+++ Records for this exercise +++

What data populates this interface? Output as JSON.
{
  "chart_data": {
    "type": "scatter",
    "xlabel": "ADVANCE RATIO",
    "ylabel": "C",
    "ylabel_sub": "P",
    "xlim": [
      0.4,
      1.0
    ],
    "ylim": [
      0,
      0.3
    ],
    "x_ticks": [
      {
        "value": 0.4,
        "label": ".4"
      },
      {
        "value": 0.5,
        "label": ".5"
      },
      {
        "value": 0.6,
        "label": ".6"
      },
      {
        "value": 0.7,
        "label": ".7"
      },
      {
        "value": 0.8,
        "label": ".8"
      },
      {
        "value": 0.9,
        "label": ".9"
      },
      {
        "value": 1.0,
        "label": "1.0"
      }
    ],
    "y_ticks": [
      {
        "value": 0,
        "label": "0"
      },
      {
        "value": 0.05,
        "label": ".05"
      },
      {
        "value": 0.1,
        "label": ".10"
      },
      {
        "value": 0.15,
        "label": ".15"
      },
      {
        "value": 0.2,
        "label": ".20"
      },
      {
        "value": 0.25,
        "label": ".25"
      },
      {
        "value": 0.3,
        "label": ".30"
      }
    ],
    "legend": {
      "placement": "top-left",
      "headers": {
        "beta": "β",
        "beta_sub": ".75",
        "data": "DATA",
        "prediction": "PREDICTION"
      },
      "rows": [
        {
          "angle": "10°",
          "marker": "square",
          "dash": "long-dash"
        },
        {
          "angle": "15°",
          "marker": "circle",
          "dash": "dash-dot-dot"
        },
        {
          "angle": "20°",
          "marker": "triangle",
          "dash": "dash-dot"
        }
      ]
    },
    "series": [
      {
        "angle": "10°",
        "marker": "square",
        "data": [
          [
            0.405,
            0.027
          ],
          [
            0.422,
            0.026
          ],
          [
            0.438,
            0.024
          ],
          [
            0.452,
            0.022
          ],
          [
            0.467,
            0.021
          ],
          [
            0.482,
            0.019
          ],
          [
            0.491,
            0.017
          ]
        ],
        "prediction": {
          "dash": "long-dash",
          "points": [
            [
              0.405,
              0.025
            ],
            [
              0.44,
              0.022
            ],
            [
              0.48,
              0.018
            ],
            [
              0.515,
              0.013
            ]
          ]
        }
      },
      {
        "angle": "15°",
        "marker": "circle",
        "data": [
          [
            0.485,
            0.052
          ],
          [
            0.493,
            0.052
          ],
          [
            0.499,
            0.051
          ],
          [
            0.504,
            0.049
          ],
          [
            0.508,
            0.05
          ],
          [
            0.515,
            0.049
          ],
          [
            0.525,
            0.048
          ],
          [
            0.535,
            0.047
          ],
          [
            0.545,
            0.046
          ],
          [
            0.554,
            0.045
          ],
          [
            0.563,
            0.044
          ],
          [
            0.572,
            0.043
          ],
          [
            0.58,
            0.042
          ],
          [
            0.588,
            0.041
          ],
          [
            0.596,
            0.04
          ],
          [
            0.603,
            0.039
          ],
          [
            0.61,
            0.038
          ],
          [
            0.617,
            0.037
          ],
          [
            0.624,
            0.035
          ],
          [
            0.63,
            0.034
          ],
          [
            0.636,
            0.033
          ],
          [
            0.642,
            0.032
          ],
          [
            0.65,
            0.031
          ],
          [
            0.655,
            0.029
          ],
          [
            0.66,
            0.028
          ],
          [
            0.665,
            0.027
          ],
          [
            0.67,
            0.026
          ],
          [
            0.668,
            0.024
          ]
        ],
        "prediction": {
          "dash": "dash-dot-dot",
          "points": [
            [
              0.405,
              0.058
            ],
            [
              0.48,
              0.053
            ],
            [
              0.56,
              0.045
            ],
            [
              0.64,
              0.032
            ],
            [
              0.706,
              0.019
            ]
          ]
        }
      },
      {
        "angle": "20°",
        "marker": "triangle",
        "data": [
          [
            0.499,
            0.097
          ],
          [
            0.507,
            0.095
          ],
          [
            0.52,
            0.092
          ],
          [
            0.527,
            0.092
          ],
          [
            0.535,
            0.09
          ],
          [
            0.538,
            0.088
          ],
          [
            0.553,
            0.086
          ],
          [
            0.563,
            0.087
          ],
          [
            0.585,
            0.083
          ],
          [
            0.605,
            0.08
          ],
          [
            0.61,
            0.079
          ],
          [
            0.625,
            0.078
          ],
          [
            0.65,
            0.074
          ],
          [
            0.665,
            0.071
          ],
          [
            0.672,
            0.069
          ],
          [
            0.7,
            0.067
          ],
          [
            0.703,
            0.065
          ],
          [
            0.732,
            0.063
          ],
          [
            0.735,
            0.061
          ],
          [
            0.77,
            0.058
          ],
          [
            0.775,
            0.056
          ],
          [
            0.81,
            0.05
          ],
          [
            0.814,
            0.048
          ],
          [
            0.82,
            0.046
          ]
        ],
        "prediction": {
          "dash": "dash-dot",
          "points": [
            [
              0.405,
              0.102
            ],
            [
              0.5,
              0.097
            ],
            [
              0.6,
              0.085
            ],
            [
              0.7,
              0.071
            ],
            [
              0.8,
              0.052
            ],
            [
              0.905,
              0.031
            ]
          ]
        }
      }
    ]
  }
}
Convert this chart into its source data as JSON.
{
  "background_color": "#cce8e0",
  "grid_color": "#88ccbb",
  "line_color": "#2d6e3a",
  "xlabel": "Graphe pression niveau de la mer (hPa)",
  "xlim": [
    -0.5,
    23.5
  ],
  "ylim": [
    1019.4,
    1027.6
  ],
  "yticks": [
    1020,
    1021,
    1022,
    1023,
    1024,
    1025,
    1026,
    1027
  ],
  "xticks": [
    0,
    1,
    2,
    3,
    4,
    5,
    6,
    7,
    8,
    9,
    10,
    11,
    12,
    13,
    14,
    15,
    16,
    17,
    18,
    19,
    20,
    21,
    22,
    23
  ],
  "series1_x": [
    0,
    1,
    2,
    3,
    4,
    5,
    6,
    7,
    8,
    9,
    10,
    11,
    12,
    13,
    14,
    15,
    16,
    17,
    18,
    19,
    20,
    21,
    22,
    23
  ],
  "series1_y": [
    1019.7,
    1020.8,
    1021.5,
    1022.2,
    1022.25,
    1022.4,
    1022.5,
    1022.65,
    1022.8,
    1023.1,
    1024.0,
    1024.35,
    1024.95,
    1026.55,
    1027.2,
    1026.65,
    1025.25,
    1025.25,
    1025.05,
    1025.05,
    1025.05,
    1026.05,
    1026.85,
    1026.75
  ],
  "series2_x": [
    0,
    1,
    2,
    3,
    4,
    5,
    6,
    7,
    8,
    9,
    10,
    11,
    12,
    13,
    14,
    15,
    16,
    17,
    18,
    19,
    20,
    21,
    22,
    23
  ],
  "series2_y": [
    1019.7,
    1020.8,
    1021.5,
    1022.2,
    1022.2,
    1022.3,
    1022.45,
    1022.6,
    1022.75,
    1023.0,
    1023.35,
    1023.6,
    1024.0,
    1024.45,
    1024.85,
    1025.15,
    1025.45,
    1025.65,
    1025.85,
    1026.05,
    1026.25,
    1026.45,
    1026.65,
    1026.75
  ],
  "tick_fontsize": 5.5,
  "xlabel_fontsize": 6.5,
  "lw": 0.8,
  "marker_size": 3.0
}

+++

### What is being asked
Each entry is to be returned in full, character for character.

### Answer to this problem
What data populates this interface? Output as JSON.
{
  "chart_data": {
    "type": "scatter",
    "xlabel": "ADVANCE RATIO",
    "ylabel": "C",
    "ylabel_sub": "P",
    "xlim": [
      0.4,
      1.0
    ],
    "ylim": [
      0,
      0.3
    ],
    "x_ticks": [
      {
        "value": 0.4,
        "label": ".4"
      },
      {
        "value": 0.5,
        "label": ".5"
      },
      {
        "value": 0.6,
        "label": ".6"
      },
      {
        "value": 0.7,
        "label": ".7"
      },
      {
        "value": 0.8,
        "label": ".8"
      },
      {
        "value": 0.9,
        "label": ".9"
      },
      {
        "value": 1.0,
        "label": "1.0"
      }
    ],
    "y_ticks": [
      {
        "value": 0,
        "label": "0"
      },
      {
        "value": 0.05,
        "label": ".05"
      },
      {
        "value": 0.1,
        "label": ".10"
      },
      {
        "value": 0.15,
        "label": ".15"
      },
      {
        "value": 0.2,
        "label": ".20"
      },
      {
        "value": 0.25,
        "label": ".25"
      },
      {
        "value": 0.3,
        "label": ".30"
      }
    ],
    "legend": {
      "placement": "top-left",
      "headers": {
        "beta": "β",
        "beta_sub": ".75",
        "data": "DATA",
        "prediction": "PREDICTION"
      },
      "rows": [
        {
          "angle": "10°",
          "marker": "square",
          "dash": "long-dash"
        },
        {
          "angle": "15°",
          "marker": "circle",
          "dash": "dash-dot-dot"
        },
        {
          "angle": "20°",
          "marker": "triangle",
          "dash": "dash-dot"
        }
      ]
    },
    "series": [
      {
        "angle": "10°",
        "marker": "square",
        "data": [
          [
            0.405,
            0.027
          ],
          [
            0.422,
            0.026
          ],
          [
            0.438,
            0.024
          ],
          [
            0.452,
            0.022
          ],
          [
            0.467,
            0.021
          ],
          [
            0.482,
            0.019
          ],
          [
            0.491,
            0.017
          ]
        ],
        "prediction": {
          "dash": "long-dash",
          "points": [
            [
              0.405,
              0.025
            ],
            [
              0.44,
              0.022
            ],
            [
              0.48,
              0.018
            ],
            [
              0.515,
              0.013
            ]
          ]
        }
      },
      {
        "angle": "15°",
        "marker": "circle",
        "data": [
          [
            0.485,
            0.052
          ],
          [
            0.493,
            0.052
          ],
          [
            0.499,
            0.051
          ],
          [
            0.504,
            0.049
          ],
          [
            0.508,
            0.05
          ],
          [
            0.515,
            0.049
          ],
          [
            0.525,
            0.048
          ],
          [
            0.535,
            0.047
          ],
          [
            0.545,
            0.046
          ],
          [
            0.554,
            0.045
          ],
          [
            0.563,
            0.044
          ],
          [
            0.572,
            0.043
          ],
          [
            0.58,
            0.042
          ],
          [
            0.588,
            0.041
          ],
          [
            0.596,
            0.04
          ],
          [
            0.603,
            0.039
          ],
          [
            0.61,
            0.038
          ],
          [
            0.617,
            0.037
          ],
          [
            0.624,
            0.035
          ],
          [
            0.63,
            0.034
          ],
          [
            0.636,
            0.033
          ],
          [
            0.642,
            0.032
          ],
          [
            0.65,
            0.031
          ],
          [
            0.655,
            0.029
          ],
          [
            0.66,
            0.028
          ],
          [
            0.665,
            0.027
          ],
          [
            0.67,
            0.026
          ],
          [
            0.668,
            0.024
          ]
        ],
        "prediction": {
          "dash": "dash-dot-dot",
          "points": [
            [
              0.405,
              0.058
            ],
            [
              0.48,
              0.053
            ],
            [
              0.56,
              0.045
            ],
            [
              0.64,
              0.032
            ],
            [
              0.706,
              0.019
            ]
          ]
        }
      },
      {
        "angle": "20°",
        "marker": "triangle",
        "data": [
          [
            0.499,
            0.097
          ],
          [
            0.507,
            0.095
          ],
          [
            0.52,
            0.092
          ],
          [
            0.527,
            0.092
          ],
          [
            0.535,
            0.09
          ],
          [
            0.538,
            0.088
          ],
          [
            0.553,
            0.086
          ],
          [
            0.563,
            0.087
          ],
          [
            0.585,
            0.083
          ],
          [
            0.605,
            0.08
          ],
          [
            0.61,
            0.079
          ],
          [
            0.625,
            0.078
          ],
          [
            0.65,
            0.074
          ],
          [
            0.665,
            0.071
          ],
          [
            0.672,
            0.069
          ],
          [
            0.7,
            0.067
          ],
          [
            0.703,
            0.065
          ],
          [
            0.732,
            0.063
          ],
          [
            0.735,
            0.061
          ],
          [
            0.77,
            0.058
          ],
          [
            0.775,
            0.056
          ],
          [
            0.81,
            0.05
          ],
          [
            0.814,
            0.048
          ],
          [
            0.82,
            0.046
          ]
        ],
        "prediction": {
          "dash": "dash-dot",
          "points": [
            [
              0.405,
              0.102
            ],
            [
              0.5,
              0.097
            ],
            [
              0.6,
              0.085
            ],
            [
              0.7,
              0.071
            ],
            [
              0.8,
              0.052
            ],
            [
              0.905,
              0.031
            ]
          ]
        }
      }
    ]
  }
}
Convert this chart into its source data as JSON.
{
  "background_color": "#cce8e0",
  "grid_color": "#88ccbb",
  "line_color": "#2d6e3a",
  "xlabel": "Graphe pression niveau de la mer (hPa)",
  "xlim": [
    -0.5,
    23.5
  ],
  "ylim": [
    1019.4,
    1027.6
  ],
  "yticks": [
    1020,
    1021,
    1022,
    1023,
    1024,
    1025,
    1026,
    1027
  ],
  "xticks": [
    0,
    1,
    2,
    3,
    4,
    5,
    6,
    7,
    8,
    9,
    10,
    11,
    12,
    13,
    14,
    15,
    16,
    17,
    18,
    19,
    20,
    21,
    22,
    23
  ],
  "series1_x": [
    0,
    1,
    2,
    3,
    4,
    5,
    6,
    7,
    8,
    9,
    10,
    11,
    12,
    13,
    14,
    15,
    16,
    17,
    18,
    19,
    20,
    21,
    22,
    23
  ],
  "series1_y": [
    1019.7,
    1020.8,
    1021.5,
    1022.2,
    1022.25,
    1022.4,
    1022.5,
    1022.65,
    1022.8,
    1023.1,
    1024.0,
    1024.35,
    1024.95,
    1026.55,
    1027.2,
    1026.65,
    1025.25,
    1025.25,
    1025.05,
    1025.05,
    1025.05,
    1026.05,
    1026.85,
    1026.75
  ],
  "series2_x": [
    0,
    1,
    2,
    3,
    4,
    5,
    6,
    7,
    8,
    9,
    10,
    11,
    12,
    13,
    14,
    15,
    16,
    17,
    18,
    19,
    20,
    21,
    22,
    23
  ],
  "series2_y": [
    1019.7,
    1020.8,
    1021.5,
    1022.2,
    1022.2,
    1022.3,
    1022.45,
    1022.6,
    1022.75,
    1023.0,
    1023.35,
    1023.6,
    1024.0,
    1024.45,
    1024.85,
    1025.15,
    1025.45,
    1025.65,
    1025.85,
    1026.05,
    1026.25,
    1026.45,
    1026.65,
    1026.75
  ],
  "tick_fontsize": 5.5,
  "xlabel_fontsize": 6.5,
  "lw": 0.8,
  "marker_size": 3.0
}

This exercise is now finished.